» **AIM OF THE TASK**: Gather every line holding the string "stated".

» **DATA PROVIDED**:
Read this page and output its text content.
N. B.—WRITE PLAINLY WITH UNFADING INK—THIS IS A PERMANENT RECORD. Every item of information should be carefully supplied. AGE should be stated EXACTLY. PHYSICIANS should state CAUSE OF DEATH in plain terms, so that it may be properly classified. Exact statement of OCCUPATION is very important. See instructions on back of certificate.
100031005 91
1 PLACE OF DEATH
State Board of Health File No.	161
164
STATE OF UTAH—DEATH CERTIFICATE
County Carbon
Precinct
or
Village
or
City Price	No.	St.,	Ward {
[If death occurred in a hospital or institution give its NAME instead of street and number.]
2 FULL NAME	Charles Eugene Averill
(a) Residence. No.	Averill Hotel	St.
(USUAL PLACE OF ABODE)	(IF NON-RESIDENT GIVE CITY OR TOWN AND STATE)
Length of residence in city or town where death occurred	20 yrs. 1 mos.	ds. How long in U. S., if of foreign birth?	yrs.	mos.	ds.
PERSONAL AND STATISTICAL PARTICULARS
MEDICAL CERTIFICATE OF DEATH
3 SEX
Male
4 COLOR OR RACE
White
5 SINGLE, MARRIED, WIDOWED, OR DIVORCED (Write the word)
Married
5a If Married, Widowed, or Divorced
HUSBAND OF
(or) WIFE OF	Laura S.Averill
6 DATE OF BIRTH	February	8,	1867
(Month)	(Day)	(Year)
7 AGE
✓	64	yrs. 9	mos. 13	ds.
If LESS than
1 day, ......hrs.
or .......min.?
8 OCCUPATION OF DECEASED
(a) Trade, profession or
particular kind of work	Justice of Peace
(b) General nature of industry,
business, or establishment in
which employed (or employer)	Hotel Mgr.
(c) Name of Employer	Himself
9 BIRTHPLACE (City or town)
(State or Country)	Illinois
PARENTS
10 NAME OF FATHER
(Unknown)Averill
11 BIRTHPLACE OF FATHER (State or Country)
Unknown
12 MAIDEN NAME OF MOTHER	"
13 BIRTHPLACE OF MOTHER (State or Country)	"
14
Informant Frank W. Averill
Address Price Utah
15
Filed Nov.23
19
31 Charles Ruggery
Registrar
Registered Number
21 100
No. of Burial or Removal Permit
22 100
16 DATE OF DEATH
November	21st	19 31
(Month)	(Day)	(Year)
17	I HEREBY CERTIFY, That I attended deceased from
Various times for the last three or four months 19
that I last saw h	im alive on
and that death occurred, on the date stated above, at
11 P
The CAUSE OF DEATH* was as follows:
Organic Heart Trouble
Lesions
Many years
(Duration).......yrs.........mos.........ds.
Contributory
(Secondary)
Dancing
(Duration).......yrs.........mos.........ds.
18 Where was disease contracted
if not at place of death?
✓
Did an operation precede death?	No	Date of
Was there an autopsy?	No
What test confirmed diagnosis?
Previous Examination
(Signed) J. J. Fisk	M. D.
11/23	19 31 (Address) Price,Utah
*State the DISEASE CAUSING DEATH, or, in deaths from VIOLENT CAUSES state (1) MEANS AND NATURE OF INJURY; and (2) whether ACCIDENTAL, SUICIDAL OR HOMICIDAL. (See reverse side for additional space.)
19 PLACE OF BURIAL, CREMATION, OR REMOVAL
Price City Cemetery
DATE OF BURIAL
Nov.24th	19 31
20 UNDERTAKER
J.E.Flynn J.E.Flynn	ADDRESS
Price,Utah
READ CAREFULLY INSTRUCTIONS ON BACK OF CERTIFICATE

» **ANSWER TO THIS TASK**:
N. B.—WRITE PLAINLY WITH UNFADING INK—THIS IS A PERMANENT RECORD. Every item of information should be carefully supplied. AGE should be stated EXACTLY. PHYSICIANS should state CAUSE OF DEATH in plain terms, so that it may be properly classified. Exact statement of OCCUPATION is very important. See instructions on back of certificate.
and that death occurred, on the date stated above, at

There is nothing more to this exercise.